- [Directions for this task] Leave the pictures out and print every record below exactly as it stands.

--------------------------------------------------

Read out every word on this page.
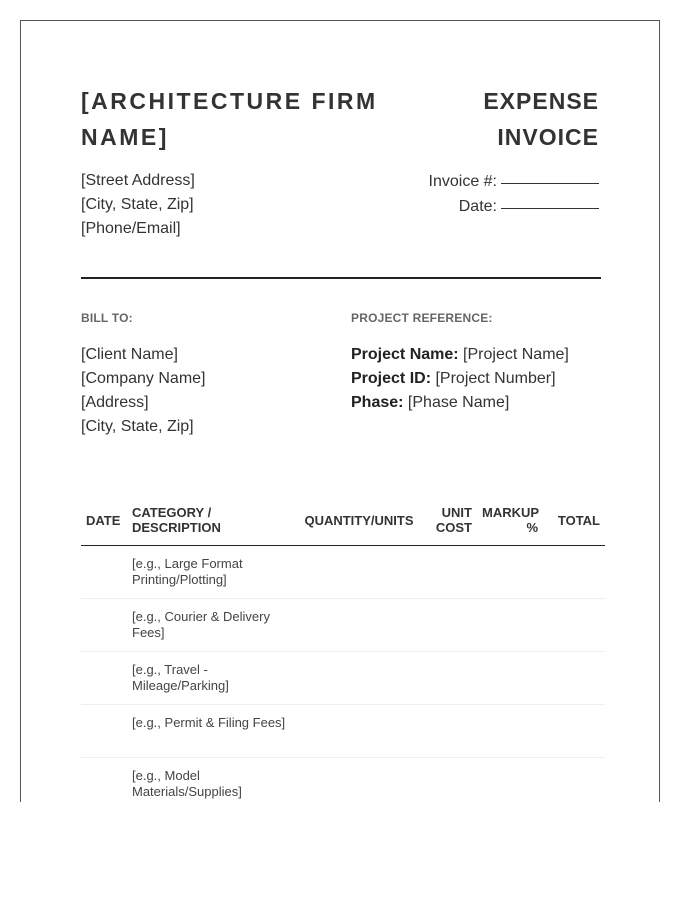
[ARCHITECTURE FIRM NAME]
EXPENSE
INVOICE
[Street Address]
[City, State, Zip]
[Phone/Email]
Invoice #:
Date:
BILL TO:	PROJECT REFERENCE:
[Client Name]
[Company Name]
[Address]
[City, State, Zip]
Project Name: [Project Name]
Project ID: [Project Number]
Phase: [Phase Name]
DATE	CATEGORY / DESCRIPTION	QUANTITY/UNITS	UNIT COST	MARKUP %	TOTAL
	[e.g., Large Format Printing/Plotting]				
	[e.g., Courier & Delivery Fees]				
	[e.g., Travel - Mileage/Parking]				
	[e.g., Permit & Filing Fees]				
	[e.g., Model Materials/Supplies]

--------------------------------------------------

- [Answer]
Read out every word on this page.
[ARCHITECTURE FIRM NAME]
EXPENSE
INVOICE
[Street Address]
[City, State, Zip]
[Phone/Email]
Invoice #:
Date:
BILL TO:	PROJECT REFERENCE:
[Client Name]
[Company Name]
[Address]
[City, State, Zip]
Project Name: [Project Name]
Project ID: [Project Number]
Phase: [Phase Name]
DATE	CATEGORY / DESCRIPTION	QUANTITY/UNITS	UNIT COST	MARKUP %	TOTAL
	[e.g., Large Format Printing/Plotting]				
	[e.g., Courier & Delivery Fees]				
	[e.g., Travel - Mileage/Parking]				
	[e.g., Permit & Filing Fees]				
	[e.g., Model Materials/Supplies]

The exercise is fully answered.